- WORK TO BE COMPLETED:
Find the lines that include the string "写在本试卷上无效" and report how many there are. Give no other text.

----

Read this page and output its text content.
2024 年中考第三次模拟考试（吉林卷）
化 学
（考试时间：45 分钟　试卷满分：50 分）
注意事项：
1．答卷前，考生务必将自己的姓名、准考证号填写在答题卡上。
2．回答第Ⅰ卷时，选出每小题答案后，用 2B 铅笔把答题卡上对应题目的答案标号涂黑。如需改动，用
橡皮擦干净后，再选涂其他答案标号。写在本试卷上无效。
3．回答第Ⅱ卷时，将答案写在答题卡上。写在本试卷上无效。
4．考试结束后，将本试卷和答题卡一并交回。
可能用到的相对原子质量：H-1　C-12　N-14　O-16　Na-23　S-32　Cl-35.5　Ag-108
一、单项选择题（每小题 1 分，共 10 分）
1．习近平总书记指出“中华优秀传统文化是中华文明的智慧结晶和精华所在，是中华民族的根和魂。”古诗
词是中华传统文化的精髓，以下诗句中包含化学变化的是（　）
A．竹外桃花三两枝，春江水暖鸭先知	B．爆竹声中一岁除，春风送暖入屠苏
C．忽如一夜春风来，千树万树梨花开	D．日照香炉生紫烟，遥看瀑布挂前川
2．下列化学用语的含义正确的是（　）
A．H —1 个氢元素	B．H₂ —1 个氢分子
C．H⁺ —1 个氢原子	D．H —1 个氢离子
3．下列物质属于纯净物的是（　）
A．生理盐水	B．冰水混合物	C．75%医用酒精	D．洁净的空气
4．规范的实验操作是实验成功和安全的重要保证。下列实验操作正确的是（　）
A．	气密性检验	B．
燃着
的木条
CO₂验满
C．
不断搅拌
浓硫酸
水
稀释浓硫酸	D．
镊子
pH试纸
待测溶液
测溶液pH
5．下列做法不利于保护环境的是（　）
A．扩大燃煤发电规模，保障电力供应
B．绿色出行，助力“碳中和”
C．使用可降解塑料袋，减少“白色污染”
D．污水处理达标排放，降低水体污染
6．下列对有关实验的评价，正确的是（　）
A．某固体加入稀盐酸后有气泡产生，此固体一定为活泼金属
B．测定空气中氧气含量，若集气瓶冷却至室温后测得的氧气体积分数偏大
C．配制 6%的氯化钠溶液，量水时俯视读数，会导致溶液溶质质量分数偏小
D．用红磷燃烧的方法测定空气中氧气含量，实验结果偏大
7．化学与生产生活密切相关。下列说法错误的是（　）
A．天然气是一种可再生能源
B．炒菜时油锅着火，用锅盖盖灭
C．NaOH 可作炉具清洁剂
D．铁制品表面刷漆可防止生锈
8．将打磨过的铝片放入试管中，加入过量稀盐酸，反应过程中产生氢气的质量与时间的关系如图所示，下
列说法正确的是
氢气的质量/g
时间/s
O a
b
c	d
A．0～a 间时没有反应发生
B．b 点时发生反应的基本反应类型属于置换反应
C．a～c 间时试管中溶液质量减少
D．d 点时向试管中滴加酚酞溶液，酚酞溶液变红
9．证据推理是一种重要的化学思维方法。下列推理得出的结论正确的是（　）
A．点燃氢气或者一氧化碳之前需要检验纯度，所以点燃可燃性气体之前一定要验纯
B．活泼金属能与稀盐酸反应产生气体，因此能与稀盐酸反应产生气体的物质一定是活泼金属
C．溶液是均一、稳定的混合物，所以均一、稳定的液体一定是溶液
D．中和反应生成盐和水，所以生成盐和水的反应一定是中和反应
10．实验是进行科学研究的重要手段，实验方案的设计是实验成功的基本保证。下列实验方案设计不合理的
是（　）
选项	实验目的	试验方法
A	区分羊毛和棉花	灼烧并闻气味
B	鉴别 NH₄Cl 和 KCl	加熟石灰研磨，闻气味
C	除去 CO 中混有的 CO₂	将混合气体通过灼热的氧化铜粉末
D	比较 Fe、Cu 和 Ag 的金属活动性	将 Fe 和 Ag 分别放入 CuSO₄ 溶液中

----

- RESULT BELOW:
2